(Instructions for the task):
Print all entries precisely as they are written.
[START Given records]
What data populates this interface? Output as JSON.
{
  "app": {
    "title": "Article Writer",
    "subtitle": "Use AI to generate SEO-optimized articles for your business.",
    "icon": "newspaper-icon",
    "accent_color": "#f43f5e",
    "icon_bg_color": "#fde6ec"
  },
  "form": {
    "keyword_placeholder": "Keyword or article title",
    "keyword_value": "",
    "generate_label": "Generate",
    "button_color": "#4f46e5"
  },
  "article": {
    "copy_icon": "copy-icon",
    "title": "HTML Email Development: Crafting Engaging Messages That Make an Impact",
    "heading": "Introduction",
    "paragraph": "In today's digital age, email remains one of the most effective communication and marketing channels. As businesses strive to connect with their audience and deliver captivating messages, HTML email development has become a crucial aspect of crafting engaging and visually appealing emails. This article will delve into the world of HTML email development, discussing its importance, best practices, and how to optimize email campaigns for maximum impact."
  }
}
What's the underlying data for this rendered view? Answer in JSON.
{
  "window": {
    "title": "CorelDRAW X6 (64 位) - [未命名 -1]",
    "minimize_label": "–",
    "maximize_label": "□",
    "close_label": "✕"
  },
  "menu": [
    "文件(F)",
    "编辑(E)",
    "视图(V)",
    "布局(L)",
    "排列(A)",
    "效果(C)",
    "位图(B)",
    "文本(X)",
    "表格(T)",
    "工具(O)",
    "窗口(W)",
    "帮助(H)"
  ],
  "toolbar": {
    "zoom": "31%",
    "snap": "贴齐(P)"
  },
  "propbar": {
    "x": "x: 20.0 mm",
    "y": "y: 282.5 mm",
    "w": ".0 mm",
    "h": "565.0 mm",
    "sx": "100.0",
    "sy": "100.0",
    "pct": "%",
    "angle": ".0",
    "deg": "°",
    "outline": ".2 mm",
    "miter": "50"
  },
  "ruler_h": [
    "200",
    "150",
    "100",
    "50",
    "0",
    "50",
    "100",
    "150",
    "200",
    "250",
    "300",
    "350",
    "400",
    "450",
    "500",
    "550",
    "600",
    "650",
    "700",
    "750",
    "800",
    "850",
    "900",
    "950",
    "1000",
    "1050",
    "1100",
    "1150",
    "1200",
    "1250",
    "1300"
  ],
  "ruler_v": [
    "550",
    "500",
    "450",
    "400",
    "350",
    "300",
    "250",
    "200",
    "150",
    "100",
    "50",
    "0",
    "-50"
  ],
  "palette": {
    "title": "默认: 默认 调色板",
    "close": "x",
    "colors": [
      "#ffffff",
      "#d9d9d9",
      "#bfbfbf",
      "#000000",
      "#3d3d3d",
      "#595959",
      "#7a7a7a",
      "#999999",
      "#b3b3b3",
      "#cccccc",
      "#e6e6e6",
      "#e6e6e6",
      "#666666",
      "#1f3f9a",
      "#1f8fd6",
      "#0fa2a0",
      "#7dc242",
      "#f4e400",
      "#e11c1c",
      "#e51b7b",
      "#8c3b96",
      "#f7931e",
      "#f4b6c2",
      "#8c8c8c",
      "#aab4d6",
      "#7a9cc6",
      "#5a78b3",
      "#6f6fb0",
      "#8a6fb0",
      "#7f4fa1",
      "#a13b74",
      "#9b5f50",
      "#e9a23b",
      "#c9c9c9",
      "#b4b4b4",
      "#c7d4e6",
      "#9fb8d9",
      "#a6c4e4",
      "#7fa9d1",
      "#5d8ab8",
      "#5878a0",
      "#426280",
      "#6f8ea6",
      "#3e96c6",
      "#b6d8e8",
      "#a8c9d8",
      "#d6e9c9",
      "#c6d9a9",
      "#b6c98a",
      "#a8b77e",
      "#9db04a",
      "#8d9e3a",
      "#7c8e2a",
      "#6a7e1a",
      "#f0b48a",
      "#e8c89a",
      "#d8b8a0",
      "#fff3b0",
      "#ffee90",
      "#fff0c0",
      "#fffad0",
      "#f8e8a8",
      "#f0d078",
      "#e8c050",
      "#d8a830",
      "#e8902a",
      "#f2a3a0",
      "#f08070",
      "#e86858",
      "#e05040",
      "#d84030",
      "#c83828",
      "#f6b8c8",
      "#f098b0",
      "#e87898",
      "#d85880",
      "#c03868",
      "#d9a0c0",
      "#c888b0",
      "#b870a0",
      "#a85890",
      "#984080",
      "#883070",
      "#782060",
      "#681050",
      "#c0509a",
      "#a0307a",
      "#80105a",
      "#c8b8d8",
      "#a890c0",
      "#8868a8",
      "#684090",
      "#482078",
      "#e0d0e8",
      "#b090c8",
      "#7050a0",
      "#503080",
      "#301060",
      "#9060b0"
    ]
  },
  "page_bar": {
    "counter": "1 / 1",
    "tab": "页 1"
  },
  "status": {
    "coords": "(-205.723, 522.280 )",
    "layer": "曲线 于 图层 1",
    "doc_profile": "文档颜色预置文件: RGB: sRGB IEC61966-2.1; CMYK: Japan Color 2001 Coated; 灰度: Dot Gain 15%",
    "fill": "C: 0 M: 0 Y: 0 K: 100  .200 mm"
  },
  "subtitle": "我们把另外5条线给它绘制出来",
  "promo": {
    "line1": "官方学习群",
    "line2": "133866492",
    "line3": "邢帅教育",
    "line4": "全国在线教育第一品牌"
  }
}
[END Given records]
(Full answer):
What data populates this interface? Output as JSON.
{
  "app": {
    "title": "Article Writer",
    "subtitle": "Use AI to generate SEO-optimized articles for your business.",
    "icon": "newspaper-icon",
    "accent_color": "#f43f5e",
    "icon_bg_color": "#fde6ec"
  },
  "form": {
    "keyword_placeholder": "Keyword or article title",
    "keyword_value": "",
    "generate_label": "Generate",
    "button_color": "#4f46e5"
  },
  "article": {
    "copy_icon": "copy-icon",
    "title": "HTML Email Development: Crafting Engaging Messages That Make an Impact",
    "heading": "Introduction",
    "paragraph": "In today's digital age, email remains one of the most effective communication and marketing channels. As businesses strive to connect with their audience and deliver captivating messages, HTML email development has become a crucial aspect of crafting engaging and visually appealing emails. This article will delve into the world of HTML email development, discussing its importance, best practices, and how to optimize email campaigns for maximum impact."
  }
}
What's the underlying data for this rendered view? Answer in JSON.
{
  "window": {
    "title": "CorelDRAW X6 (64 位) - [未命名 -1]",
    "minimize_label": "–",
    "maximize_label": "□",
    "close_label": "✕"
  },
  "menu": [
    "文件(F)",
    "编辑(E)",
    "视图(V)",
    "布局(L)",
    "排列(A)",
    "效果(C)",
    "位图(B)",
    "文本(X)",
    "表格(T)",
    "工具(O)",
    "窗口(W)",
    "帮助(H)"
  ],
  "toolbar": {
    "zoom": "31%",
    "snap": "贴齐(P)"
  },
  "propbar": {
    "x": "x: 20.0 mm",
    "y": "y: 282.5 mm",
    "w": ".0 mm",
    "h": "565.0 mm",
    "sx": "100.0",
    "sy": "100.0",
    "pct": "%",
    "angle": ".0",
    "deg": "°",
    "outline": ".2 mm",
    "miter": "50"
  },
  "ruler_h": [
    "200",
    "150",
    "100",
    "50",
    "0",
    "50",
    "100",
    "150",
    "200",
    "250",
    "300",
    "350",
    "400",
    "450",
    "500",
    "550",
    "600",
    "650",
    "700",
    "750",
    "800",
    "850",
    "900",
    "950",
    "1000",
    "1050",
    "1100",
    "1150",
    "1200",
    "1250",
    "1300"
  ],
  "ruler_v": [
    "550",
    "500",
    "450",
    "400",
    "350",
    "300",
    "250",
    "200",
    "150",
    "100",
    "50",
    "0",
    "-50"
  ],
  "palette": {
    "title": "默认: 默认 调色板",
    "close": "x",
    "colors": [
      "#ffffff",
      "#d9d9d9",
      "#bfbfbf",
      "#000000",
      "#3d3d3d",
      "#595959",
      "#7a7a7a",
      "#999999",
      "#b3b3b3",
      "#cccccc",
      "#e6e6e6",
      "#e6e6e6",
      "#666666",
      "#1f3f9a",
      "#1f8fd6",
      "#0fa2a0",
      "#7dc242",
      "#f4e400",
      "#e11c1c",
      "#e51b7b",
      "#8c3b96",
      "#f7931e",
      "#f4b6c2",
      "#8c8c8c",
      "#aab4d6",
      "#7a9cc6",
      "#5a78b3",
      "#6f6fb0",
      "#8a6fb0",
      "#7f4fa1",
      "#a13b74",
      "#9b5f50",
      "#e9a23b",
      "#c9c9c9",
      "#b4b4b4",
      "#c7d4e6",
      "#9fb8d9",
      "#a6c4e4",
      "#7fa9d1",
      "#5d8ab8",
      "#5878a0",
      "#426280",
      "#6f8ea6",
      "#3e96c6",
      "#b6d8e8",
      "#a8c9d8",
      "#d6e9c9",
      "#c6d9a9",
      "#b6c98a",
      "#a8b77e",
      "#9db04a",
      "#8d9e3a",
      "#7c8e2a",
      "#6a7e1a",
      "#f0b48a",
      "#e8c89a",
      "#d8b8a0",
      "#fff3b0",
      "#ffee90",
      "#fff0c0",
      "#fffad0",
      "#f8e8a8",
      "#f0d078",
      "#e8c050",
      "#d8a830",
      "#e8902a",
      "#f2a3a0",
      "#f08070",
      "#e86858",
      "#e05040",
      "#d84030",
      "#c83828",
      "#f6b8c8",
      "#f098b0",
      "#e87898",
      "#d85880",
      "#c03868",
      "#d9a0c0",
      "#c888b0",
      "#b870a0",
      "#a85890",
      "#984080",
      "#883070",
      "#782060",
      "#681050",
      "#c0509a",
      "#a0307a",
      "#80105a",
      "#c8b8d8",
      "#a890c0",
      "#8868a8",
      "#684090",
      "#482078",
      "#e0d0e8",
      "#b090c8",
      "#7050a0",
      "#503080",
      "#301060",
      "#9060b0"
    ]
  },
  "page_bar": {
    "counter": "1 / 1",
    "tab": "页 1"
  },
  "status": {
    "coords": "(-205.723, 522.280 )",
    "layer": "曲线 于 图层 1",
    "doc_profile": "文档颜色预置文件: RGB: sRGB IEC61966-2.1; CMYK: Japan Color 2001 Coated; 灰度: Dot Gain 15%",
    "fill": "C: 0 M: 0 Y: 0 K: 100  .200 mm"
  },
  "subtitle": "我们把另外5条线给它绘制出来",
  "promo": {
    "line1": "官方学习群",
    "line2": "133866492",
    "line3": "邢帅教育",
    "line4": "全国在线教育第一品牌"
  }
}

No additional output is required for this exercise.